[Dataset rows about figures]

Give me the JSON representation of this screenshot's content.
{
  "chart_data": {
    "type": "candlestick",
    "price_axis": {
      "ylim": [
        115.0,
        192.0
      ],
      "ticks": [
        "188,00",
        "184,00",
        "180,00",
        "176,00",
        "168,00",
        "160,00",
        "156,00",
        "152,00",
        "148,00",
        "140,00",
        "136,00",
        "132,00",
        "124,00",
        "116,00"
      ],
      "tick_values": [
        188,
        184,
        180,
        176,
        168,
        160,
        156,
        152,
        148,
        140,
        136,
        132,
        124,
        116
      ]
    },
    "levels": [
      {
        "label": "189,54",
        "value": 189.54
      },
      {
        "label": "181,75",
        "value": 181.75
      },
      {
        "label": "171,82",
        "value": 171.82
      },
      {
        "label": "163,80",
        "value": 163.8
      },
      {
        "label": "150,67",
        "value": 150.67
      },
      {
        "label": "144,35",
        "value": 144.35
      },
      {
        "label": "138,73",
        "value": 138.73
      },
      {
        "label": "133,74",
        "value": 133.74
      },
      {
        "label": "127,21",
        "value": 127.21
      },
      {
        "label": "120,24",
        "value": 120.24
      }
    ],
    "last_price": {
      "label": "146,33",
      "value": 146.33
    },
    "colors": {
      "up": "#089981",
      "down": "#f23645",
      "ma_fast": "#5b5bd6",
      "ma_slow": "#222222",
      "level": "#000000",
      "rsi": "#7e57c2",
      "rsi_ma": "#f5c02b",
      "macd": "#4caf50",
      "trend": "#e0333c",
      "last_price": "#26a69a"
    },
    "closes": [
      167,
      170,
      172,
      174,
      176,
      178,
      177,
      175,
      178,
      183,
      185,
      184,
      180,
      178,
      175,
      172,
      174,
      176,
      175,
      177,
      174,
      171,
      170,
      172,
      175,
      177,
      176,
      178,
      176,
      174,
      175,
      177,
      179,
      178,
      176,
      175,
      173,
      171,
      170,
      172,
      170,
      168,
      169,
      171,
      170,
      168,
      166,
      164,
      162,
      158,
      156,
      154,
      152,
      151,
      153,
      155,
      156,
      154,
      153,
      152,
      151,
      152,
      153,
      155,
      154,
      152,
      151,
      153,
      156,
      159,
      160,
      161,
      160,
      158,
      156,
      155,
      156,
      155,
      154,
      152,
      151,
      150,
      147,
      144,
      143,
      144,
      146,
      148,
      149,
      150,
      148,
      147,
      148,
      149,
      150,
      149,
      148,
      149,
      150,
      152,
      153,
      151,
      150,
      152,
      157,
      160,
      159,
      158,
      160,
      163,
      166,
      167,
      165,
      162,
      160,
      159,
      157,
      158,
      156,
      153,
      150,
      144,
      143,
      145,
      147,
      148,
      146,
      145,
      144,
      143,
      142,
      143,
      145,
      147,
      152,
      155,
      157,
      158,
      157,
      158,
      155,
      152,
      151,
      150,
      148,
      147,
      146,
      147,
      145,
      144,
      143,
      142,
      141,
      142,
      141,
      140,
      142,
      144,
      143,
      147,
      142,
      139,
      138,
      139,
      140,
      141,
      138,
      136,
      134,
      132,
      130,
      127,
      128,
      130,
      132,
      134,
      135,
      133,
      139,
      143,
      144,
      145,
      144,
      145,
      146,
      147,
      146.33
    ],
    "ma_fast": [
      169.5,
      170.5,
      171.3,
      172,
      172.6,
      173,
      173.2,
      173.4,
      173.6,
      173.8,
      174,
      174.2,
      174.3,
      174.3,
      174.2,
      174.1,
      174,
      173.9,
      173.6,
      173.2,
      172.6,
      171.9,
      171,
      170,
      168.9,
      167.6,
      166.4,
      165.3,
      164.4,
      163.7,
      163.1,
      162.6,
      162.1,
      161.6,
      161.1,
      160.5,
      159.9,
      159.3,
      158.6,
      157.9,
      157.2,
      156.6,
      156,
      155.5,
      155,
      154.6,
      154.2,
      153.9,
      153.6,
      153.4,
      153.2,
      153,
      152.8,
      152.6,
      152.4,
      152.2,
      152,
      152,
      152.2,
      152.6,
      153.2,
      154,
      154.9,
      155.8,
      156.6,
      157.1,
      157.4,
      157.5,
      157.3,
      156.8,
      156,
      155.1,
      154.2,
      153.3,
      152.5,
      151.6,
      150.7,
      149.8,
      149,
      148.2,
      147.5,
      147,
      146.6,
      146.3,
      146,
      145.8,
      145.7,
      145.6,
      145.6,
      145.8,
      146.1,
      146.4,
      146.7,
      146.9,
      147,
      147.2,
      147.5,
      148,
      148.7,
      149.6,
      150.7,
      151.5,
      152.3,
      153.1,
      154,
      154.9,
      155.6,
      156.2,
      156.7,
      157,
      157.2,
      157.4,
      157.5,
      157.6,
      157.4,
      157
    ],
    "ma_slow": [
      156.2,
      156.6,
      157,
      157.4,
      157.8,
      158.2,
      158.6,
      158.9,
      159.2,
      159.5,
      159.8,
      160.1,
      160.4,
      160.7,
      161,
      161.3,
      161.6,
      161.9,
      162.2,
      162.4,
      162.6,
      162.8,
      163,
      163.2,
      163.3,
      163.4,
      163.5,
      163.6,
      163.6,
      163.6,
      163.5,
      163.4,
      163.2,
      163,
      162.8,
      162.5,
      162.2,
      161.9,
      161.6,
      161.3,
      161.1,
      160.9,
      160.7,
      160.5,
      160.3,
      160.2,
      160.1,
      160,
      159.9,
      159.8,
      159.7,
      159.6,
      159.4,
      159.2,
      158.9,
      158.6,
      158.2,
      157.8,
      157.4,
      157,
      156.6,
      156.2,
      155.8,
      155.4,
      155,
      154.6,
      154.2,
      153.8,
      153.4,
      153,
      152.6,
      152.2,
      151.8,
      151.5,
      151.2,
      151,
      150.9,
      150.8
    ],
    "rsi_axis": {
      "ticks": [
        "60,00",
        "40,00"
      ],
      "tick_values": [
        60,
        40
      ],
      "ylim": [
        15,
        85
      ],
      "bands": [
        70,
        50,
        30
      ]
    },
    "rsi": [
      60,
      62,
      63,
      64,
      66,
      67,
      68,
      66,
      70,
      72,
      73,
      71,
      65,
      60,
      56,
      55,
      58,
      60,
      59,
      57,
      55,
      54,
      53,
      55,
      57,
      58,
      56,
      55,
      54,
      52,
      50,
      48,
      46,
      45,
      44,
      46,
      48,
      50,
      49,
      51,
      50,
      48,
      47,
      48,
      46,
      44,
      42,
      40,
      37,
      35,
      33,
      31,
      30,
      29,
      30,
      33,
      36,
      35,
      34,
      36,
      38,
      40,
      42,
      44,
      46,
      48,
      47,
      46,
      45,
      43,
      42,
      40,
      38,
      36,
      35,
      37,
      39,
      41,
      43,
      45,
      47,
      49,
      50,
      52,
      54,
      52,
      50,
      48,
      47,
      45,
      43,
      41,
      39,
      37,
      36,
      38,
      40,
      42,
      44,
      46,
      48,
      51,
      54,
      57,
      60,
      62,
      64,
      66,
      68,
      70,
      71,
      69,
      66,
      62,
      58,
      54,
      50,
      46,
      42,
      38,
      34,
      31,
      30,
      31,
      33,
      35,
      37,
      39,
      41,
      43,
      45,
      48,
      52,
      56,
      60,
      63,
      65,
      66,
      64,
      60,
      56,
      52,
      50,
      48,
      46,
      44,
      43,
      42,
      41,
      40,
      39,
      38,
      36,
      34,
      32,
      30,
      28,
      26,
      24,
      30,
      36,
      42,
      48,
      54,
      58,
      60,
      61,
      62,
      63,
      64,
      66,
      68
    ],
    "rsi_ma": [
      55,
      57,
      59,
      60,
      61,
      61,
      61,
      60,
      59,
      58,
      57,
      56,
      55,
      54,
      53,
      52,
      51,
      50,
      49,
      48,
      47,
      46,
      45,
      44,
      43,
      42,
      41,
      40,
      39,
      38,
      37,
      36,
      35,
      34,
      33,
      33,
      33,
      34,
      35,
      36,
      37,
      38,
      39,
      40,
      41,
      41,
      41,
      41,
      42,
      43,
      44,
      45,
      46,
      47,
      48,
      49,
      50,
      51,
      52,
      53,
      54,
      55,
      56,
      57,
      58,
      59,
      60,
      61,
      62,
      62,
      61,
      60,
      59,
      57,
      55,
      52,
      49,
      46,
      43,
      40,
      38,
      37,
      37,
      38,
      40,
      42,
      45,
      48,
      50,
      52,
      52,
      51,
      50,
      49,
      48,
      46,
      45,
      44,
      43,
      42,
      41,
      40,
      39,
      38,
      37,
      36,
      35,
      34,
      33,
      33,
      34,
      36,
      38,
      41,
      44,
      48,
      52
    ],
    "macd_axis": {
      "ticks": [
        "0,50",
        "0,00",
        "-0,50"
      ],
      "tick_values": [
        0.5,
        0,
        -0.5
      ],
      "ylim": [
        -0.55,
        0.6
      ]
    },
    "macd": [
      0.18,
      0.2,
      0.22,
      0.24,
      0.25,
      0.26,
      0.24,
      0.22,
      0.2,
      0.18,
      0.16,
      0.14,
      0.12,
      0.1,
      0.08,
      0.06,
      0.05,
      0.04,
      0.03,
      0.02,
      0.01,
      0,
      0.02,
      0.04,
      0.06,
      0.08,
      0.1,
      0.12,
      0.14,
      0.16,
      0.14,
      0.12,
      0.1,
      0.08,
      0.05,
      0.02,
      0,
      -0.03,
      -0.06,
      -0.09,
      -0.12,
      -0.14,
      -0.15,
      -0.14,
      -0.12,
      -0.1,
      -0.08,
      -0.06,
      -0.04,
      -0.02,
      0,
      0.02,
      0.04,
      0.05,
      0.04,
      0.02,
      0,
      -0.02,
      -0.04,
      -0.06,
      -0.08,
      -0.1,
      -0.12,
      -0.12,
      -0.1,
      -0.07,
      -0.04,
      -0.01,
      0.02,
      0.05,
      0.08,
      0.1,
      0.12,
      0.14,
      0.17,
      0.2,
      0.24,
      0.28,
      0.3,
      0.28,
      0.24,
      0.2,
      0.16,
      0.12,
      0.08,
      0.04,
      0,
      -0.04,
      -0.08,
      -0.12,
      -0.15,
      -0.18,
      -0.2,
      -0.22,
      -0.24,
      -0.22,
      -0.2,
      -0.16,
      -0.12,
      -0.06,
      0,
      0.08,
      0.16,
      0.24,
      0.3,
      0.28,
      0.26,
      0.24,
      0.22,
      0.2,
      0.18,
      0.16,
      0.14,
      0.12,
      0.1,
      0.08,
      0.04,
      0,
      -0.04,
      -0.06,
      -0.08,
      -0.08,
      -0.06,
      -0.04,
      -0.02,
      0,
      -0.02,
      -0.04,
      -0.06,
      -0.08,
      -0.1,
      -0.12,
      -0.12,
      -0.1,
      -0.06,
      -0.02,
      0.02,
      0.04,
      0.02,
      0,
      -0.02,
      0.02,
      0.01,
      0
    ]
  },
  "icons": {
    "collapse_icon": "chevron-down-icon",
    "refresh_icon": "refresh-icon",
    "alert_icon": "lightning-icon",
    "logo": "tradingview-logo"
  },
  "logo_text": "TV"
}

> Your goal
Gather every line from the entries above where the word "label" appears, and copy them.

> Output of the exercise
        "label": "189,54",
        "label": "181,75",
        "label": "171,82",
        "label": "163,80",
        "label": "150,67",
        "label": "144,35",
        "label": "138,73",
        "label": "133,74",
        "label": "127,21",
        "label": "120,24",
      "label": "146,33",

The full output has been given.